• Rows from a data source
++++

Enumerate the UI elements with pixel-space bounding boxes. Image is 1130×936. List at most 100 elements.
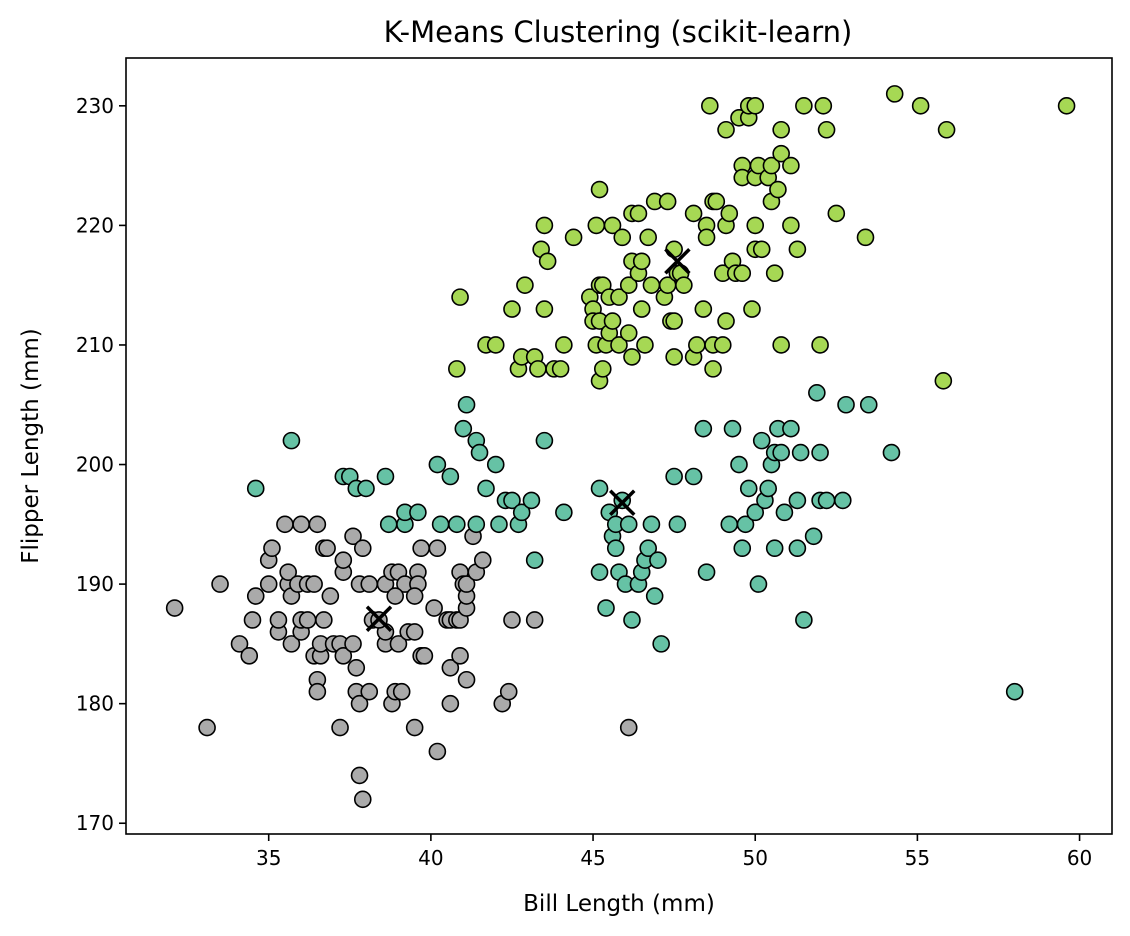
data-point bbox=[675, 276, 693, 294]
data-point bbox=[817, 491, 836, 510]
data-point bbox=[736, 515, 755, 534]
data-point bbox=[292, 515, 310, 534]
data-point bbox=[344, 635, 362, 653]
data-point bbox=[259, 575, 278, 593]
data-point bbox=[743, 300, 761, 318]
plot-frame bbox=[125, 57, 1113, 835]
data-point bbox=[697, 228, 716, 247]
data-point bbox=[282, 431, 301, 450]
data-point bbox=[665, 312, 683, 330]
data-point bbox=[723, 419, 742, 438]
data-point bbox=[503, 300, 521, 318]
data-point bbox=[535, 216, 554, 235]
x-tick-label: 55 bbox=[905, 846, 930, 870]
data-point bbox=[610, 336, 628, 354]
data-point bbox=[473, 551, 492, 569]
data-point bbox=[428, 742, 447, 761]
x-tick-label: 35 bbox=[256, 846, 281, 870]
data-point bbox=[642, 515, 661, 534]
data-point bbox=[448, 360, 466, 378]
data-point bbox=[746, 216, 765, 235]
data-point bbox=[353, 790, 372, 809]
data-point bbox=[587, 216, 606, 235]
data-point bbox=[665, 240, 683, 259]
data-point bbox=[811, 443, 829, 462]
data-point bbox=[639, 228, 657, 247]
data-point bbox=[782, 419, 800, 438]
data-point bbox=[357, 479, 375, 498]
data-point bbox=[279, 563, 297, 581]
data-point bbox=[606, 539, 625, 558]
data-point bbox=[535, 431, 554, 450]
data-point bbox=[619, 718, 638, 737]
data-point bbox=[636, 336, 654, 354]
data-point bbox=[882, 443, 901, 462]
data-point bbox=[551, 360, 570, 378]
data-point bbox=[555, 336, 573, 354]
data-point bbox=[733, 539, 752, 558]
data-point bbox=[412, 539, 430, 558]
y-tick-label: 210 bbox=[76, 333, 114, 357]
data-point bbox=[276, 515, 294, 534]
data-point bbox=[788, 240, 807, 259]
data-point bbox=[619, 515, 638, 534]
data-point bbox=[441, 694, 460, 713]
data-point bbox=[811, 336, 829, 354]
data-point bbox=[457, 395, 476, 414]
data-point bbox=[451, 647, 469, 665]
data-point bbox=[765, 264, 784, 283]
data-point bbox=[486, 455, 505, 474]
data-point bbox=[885, 85, 904, 103]
data-point bbox=[211, 575, 229, 593]
data-point bbox=[308, 515, 327, 534]
data-point bbox=[350, 694, 369, 713]
data-point bbox=[697, 563, 716, 581]
data-point bbox=[717, 120, 735, 139]
data-point bbox=[859, 395, 878, 414]
data-point bbox=[409, 503, 427, 522]
data-point bbox=[665, 467, 683, 486]
data-point bbox=[772, 120, 790, 139]
data-point bbox=[282, 635, 301, 653]
data-point bbox=[772, 144, 790, 163]
data-point bbox=[701, 97, 719, 115]
data-point bbox=[350, 766, 369, 785]
data-point bbox=[684, 204, 703, 223]
data-point bbox=[752, 431, 771, 450]
data-point bbox=[827, 204, 846, 223]
centroid-marker bbox=[365, 605, 393, 633]
data-point bbox=[632, 252, 651, 271]
data-point bbox=[331, 718, 349, 737]
data-point bbox=[856, 228, 875, 247]
y-tick-label: 190 bbox=[76, 572, 114, 596]
data-point bbox=[649, 551, 667, 569]
data-point bbox=[665, 348, 683, 366]
data-point bbox=[590, 563, 609, 581]
data-point bbox=[448, 515, 466, 534]
data-point bbox=[405, 718, 424, 737]
data-point bbox=[765, 539, 784, 558]
data-point bbox=[934, 372, 953, 390]
data-point bbox=[795, 611, 813, 629]
data-point bbox=[240, 647, 259, 665]
data-point bbox=[639, 539, 657, 558]
data-point bbox=[516, 276, 534, 294]
data-point bbox=[619, 324, 638, 342]
data-point bbox=[486, 336, 505, 354]
data-point bbox=[707, 192, 726, 211]
data-point bbox=[642, 276, 661, 294]
data-point bbox=[525, 611, 544, 629]
data-point bbox=[499, 682, 518, 701]
data-point bbox=[347, 658, 366, 677]
data-point bbox=[431, 515, 450, 534]
data-point bbox=[525, 551, 544, 569]
data-point bbox=[503, 611, 521, 629]
centroid-markers bbox=[365, 248, 691, 633]
data-point bbox=[597, 599, 615, 617]
data-point bbox=[405, 623, 424, 641]
data-point bbox=[668, 515, 687, 534]
x-tick-label: 60 bbox=[1067, 846, 1092, 870]
data-point bbox=[415, 647, 434, 665]
data-point bbox=[386, 587, 405, 605]
data-point bbox=[1057, 97, 1076, 115]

++++

• WHAT IS REQUIRED
Retype every row above line for line, without changing anything in any line. Leave the pictures out of your answer.

• WRITTEN ANSWER
Enumerate the UI elements with pixel-space bounding boxes. Image is 1130×936. List at most 100 elements.
data-point bbox=[675, 276, 693, 294]
data-point bbox=[817, 491, 836, 510]
data-point bbox=[736, 515, 755, 534]
data-point bbox=[292, 515, 310, 534]
data-point bbox=[344, 635, 362, 653]
data-point bbox=[259, 575, 278, 593]
data-point bbox=[743, 300, 761, 318]
plot-frame bbox=[125, 57, 1113, 835]
data-point bbox=[697, 228, 716, 247]
data-point bbox=[282, 431, 301, 450]
data-point bbox=[665, 312, 683, 330]
data-point bbox=[723, 419, 742, 438]
data-point bbox=[503, 300, 521, 318]
data-point bbox=[535, 216, 554, 235]
x-tick-label: 55 bbox=[905, 846, 930, 870]
data-point bbox=[610, 336, 628, 354]
data-point bbox=[473, 551, 492, 569]
data-point bbox=[428, 742, 447, 761]
x-tick-label: 35 bbox=[256, 846, 281, 870]
data-point bbox=[642, 515, 661, 534]
data-point bbox=[448, 360, 466, 378]
data-point bbox=[746, 216, 765, 235]
data-point bbox=[353, 790, 372, 809]
data-point bbox=[587, 216, 606, 235]
data-point bbox=[665, 240, 683, 259]
data-point bbox=[811, 443, 829, 462]
data-point bbox=[639, 228, 657, 247]
data-point bbox=[782, 419, 800, 438]
data-point bbox=[357, 479, 375, 498]
data-point bbox=[279, 563, 297, 581]
data-point bbox=[606, 539, 625, 558]
data-point bbox=[535, 431, 554, 450]
data-point bbox=[619, 718, 638, 737]
data-point bbox=[636, 336, 654, 354]
data-point bbox=[882, 443, 901, 462]
data-point bbox=[551, 360, 570, 378]
data-point bbox=[555, 336, 573, 354]
data-point bbox=[733, 539, 752, 558]
data-point bbox=[412, 539, 430, 558]
y-tick-label: 210 bbox=[76, 333, 114, 357]
data-point bbox=[276, 515, 294, 534]
data-point bbox=[788, 240, 807, 259]
data-point bbox=[619, 515, 638, 534]
data-point bbox=[441, 694, 460, 713]
data-point bbox=[811, 336, 829, 354]
data-point bbox=[457, 395, 476, 414]
data-point bbox=[451, 647, 469, 665]
data-point bbox=[765, 264, 784, 283]
data-point bbox=[486, 455, 505, 474]
data-point bbox=[885, 85, 904, 103]
data-point bbox=[211, 575, 229, 593]
data-point bbox=[308, 515, 327, 534]
data-point bbox=[350, 694, 369, 713]
data-point bbox=[697, 563, 716, 581]
data-point bbox=[717, 120, 735, 139]
data-point bbox=[859, 395, 878, 414]
data-point bbox=[409, 503, 427, 522]
data-point bbox=[665, 467, 683, 486]
data-point bbox=[772, 120, 790, 139]
data-point bbox=[282, 635, 301, 653]
data-point bbox=[772, 144, 790, 163]
data-point bbox=[701, 97, 719, 115]
data-point bbox=[350, 766, 369, 785]
data-point bbox=[684, 204, 703, 223]
data-point bbox=[752, 431, 771, 450]
data-point bbox=[827, 204, 846, 223]
centroid-marker bbox=[365, 605, 393, 633]
data-point bbox=[632, 252, 651, 271]
data-point bbox=[331, 718, 349, 737]
data-point bbox=[856, 228, 875, 247]
y-tick-label: 190 bbox=[76, 572, 114, 596]
data-point bbox=[649, 551, 667, 569]
data-point bbox=[665, 348, 683, 366]
data-point bbox=[590, 563, 609, 581]
data-point bbox=[448, 515, 466, 534]
data-point bbox=[405, 718, 424, 737]
data-point bbox=[765, 539, 784, 558]
data-point bbox=[934, 372, 953, 390]
data-point bbox=[795, 611, 813, 629]
data-point bbox=[240, 647, 259, 665]
data-point bbox=[639, 539, 657, 558]
data-point bbox=[516, 276, 534, 294]
data-point bbox=[619, 324, 638, 342]
data-point bbox=[486, 336, 505, 354]
data-point bbox=[707, 192, 726, 211]
data-point bbox=[642, 276, 661, 294]
data-point bbox=[525, 611, 544, 629]
data-point bbox=[499, 682, 518, 701]
data-point bbox=[347, 658, 366, 677]
data-point bbox=[431, 515, 450, 534]
data-point bbox=[525, 551, 544, 569]
data-point bbox=[503, 611, 521, 629]
centroid-markers bbox=[365, 248, 691, 633]
data-point bbox=[597, 599, 615, 617]
data-point bbox=[405, 623, 424, 641]
data-point bbox=[668, 515, 687, 534]
x-tick-label: 60 bbox=[1067, 846, 1092, 870]
data-point bbox=[415, 647, 434, 665]
data-point bbox=[386, 587, 405, 605]
data-point bbox=[1057, 97, 1076, 115]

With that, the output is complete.